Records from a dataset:
##########

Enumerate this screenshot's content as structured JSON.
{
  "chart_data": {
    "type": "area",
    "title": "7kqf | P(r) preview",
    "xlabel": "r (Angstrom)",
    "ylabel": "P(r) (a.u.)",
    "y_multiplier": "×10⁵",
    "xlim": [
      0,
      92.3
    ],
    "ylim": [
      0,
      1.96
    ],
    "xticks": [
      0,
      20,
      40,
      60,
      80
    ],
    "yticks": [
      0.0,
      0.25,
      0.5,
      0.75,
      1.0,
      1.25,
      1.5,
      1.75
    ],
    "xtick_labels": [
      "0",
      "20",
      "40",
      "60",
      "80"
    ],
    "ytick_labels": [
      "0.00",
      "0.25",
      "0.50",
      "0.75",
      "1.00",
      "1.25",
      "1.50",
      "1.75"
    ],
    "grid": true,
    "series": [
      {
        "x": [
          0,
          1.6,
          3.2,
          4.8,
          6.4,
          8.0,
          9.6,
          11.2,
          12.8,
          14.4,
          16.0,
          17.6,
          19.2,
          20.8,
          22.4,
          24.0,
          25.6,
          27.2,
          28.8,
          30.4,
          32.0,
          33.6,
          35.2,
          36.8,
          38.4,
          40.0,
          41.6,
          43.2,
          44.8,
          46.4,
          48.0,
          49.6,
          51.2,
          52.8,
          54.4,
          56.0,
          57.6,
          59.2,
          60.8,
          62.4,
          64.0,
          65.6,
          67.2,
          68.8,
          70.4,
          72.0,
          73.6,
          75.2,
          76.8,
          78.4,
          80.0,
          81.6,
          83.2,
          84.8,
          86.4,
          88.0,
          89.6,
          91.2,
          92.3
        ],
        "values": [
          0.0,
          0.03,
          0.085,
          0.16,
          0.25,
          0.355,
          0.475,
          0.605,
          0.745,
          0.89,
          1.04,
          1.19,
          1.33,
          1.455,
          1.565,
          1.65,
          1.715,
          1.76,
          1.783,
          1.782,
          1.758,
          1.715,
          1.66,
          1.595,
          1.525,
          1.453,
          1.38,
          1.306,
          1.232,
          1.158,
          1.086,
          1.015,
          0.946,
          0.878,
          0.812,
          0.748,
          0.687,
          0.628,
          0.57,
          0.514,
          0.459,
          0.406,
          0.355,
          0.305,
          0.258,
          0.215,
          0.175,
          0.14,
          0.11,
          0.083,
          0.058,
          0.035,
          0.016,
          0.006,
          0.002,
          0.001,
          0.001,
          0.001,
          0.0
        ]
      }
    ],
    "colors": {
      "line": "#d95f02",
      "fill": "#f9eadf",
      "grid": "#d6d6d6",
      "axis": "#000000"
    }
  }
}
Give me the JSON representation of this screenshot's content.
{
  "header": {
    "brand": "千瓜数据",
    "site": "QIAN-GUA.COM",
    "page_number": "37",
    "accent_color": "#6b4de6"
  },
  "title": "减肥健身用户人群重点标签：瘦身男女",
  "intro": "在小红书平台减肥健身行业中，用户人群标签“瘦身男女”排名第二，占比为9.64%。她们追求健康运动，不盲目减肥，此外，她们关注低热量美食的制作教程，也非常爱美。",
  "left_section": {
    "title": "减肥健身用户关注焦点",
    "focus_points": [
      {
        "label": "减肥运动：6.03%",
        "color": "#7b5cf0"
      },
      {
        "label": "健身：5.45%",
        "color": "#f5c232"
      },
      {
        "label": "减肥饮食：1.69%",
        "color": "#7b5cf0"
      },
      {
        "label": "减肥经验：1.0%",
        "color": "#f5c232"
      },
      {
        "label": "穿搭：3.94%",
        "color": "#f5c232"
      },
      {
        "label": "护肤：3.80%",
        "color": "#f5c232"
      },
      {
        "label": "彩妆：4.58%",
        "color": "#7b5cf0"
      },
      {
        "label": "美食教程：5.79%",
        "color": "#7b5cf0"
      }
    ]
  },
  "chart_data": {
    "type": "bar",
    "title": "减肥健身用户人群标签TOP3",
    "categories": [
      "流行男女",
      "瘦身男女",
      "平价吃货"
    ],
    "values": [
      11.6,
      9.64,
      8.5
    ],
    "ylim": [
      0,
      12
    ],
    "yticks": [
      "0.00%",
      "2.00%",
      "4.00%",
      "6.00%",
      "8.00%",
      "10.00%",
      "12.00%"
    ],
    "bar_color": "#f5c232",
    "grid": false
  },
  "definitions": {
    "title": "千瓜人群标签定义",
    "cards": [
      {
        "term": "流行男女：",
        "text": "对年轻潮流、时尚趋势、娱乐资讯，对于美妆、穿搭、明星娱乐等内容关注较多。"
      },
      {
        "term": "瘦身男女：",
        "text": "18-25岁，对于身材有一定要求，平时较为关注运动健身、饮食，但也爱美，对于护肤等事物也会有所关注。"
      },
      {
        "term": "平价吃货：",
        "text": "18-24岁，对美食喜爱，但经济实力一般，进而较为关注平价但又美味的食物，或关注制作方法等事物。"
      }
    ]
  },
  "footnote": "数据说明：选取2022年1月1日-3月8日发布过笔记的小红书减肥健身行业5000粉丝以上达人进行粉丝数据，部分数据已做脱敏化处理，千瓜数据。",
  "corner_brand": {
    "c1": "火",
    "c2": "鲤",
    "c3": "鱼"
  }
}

##########

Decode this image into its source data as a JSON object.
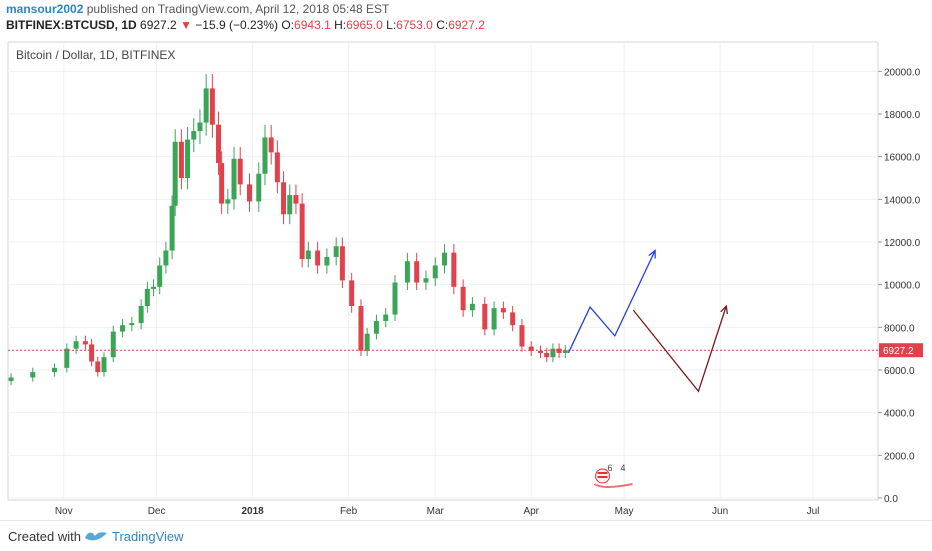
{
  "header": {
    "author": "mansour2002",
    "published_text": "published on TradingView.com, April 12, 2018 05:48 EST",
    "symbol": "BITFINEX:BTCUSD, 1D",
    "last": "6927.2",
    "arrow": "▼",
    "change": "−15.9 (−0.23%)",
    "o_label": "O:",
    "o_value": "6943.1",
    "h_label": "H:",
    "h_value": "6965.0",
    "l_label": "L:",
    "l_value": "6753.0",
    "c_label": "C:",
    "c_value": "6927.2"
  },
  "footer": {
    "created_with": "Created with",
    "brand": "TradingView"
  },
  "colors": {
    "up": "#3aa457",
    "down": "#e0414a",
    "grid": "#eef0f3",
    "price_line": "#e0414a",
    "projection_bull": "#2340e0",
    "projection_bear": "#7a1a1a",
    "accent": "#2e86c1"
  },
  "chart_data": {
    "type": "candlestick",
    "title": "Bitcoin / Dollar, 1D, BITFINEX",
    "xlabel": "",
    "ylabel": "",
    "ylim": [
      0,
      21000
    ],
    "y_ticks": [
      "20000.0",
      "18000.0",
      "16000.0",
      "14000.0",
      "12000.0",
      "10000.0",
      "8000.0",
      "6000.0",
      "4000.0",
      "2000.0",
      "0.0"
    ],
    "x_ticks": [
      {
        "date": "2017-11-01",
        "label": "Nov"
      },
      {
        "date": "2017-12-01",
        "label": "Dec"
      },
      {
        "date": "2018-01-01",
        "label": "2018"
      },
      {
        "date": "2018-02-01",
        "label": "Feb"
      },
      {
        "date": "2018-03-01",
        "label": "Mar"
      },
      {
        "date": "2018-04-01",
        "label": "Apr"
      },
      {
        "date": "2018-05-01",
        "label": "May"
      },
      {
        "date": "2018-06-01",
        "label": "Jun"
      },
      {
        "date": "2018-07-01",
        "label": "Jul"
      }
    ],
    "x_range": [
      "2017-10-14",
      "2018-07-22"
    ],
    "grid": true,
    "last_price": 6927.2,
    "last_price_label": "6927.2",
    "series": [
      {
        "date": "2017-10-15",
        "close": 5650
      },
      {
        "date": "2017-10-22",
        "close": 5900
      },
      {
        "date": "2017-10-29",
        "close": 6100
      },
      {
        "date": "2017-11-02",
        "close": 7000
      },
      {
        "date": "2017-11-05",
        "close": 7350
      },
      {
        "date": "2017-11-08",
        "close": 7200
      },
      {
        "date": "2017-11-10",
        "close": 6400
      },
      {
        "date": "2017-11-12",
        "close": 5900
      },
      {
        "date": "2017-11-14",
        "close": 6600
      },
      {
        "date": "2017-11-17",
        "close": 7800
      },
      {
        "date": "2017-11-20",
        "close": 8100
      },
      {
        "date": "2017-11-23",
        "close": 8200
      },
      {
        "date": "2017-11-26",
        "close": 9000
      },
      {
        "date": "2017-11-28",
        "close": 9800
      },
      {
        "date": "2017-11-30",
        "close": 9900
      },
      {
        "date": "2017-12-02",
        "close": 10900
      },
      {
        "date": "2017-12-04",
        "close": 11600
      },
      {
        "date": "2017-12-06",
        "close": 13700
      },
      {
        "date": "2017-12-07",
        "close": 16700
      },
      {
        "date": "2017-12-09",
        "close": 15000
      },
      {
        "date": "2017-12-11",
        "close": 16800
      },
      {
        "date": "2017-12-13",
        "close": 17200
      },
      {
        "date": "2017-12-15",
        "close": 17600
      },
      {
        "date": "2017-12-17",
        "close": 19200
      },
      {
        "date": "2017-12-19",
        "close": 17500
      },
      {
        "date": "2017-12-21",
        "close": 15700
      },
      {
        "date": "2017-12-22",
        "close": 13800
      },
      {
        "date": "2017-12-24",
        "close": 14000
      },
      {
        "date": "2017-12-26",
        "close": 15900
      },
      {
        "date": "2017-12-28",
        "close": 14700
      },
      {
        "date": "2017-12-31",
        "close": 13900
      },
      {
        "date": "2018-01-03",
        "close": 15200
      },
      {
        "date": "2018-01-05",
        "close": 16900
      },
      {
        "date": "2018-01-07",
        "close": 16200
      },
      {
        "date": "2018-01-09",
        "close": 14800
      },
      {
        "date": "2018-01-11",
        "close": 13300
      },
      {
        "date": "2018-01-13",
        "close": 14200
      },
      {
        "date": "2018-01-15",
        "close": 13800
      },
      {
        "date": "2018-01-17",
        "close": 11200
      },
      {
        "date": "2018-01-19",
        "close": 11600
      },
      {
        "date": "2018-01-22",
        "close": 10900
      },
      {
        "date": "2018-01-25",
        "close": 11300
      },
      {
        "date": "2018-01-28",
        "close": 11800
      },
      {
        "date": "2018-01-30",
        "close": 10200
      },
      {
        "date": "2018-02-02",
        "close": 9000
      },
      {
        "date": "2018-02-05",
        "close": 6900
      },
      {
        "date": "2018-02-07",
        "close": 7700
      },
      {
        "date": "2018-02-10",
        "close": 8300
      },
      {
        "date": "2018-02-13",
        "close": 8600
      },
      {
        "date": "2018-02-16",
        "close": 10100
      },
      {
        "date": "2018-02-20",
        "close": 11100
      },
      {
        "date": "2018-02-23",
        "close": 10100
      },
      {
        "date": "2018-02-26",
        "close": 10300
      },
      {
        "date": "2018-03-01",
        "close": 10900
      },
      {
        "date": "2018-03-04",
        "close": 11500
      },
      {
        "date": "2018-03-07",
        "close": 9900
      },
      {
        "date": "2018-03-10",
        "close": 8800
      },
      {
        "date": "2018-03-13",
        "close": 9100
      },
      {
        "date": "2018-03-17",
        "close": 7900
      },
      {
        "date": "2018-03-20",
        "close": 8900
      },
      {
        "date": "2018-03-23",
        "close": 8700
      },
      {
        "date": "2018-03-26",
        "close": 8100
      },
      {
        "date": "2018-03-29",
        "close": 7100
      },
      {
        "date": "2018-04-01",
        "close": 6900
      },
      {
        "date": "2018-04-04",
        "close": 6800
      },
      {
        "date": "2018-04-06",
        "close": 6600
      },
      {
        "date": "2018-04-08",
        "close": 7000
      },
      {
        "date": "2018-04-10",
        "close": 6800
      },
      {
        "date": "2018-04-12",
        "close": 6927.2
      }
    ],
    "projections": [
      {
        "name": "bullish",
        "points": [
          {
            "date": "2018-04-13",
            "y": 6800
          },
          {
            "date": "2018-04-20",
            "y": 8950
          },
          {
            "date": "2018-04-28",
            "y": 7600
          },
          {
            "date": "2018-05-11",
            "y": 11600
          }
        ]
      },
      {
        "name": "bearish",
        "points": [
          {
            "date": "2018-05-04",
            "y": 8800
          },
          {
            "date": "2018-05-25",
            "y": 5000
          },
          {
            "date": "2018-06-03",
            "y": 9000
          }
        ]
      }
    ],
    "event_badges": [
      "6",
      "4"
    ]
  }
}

##########

Set task: Determine the number of lines where the string "content" occurs, and give that number only.

Worked solution: 2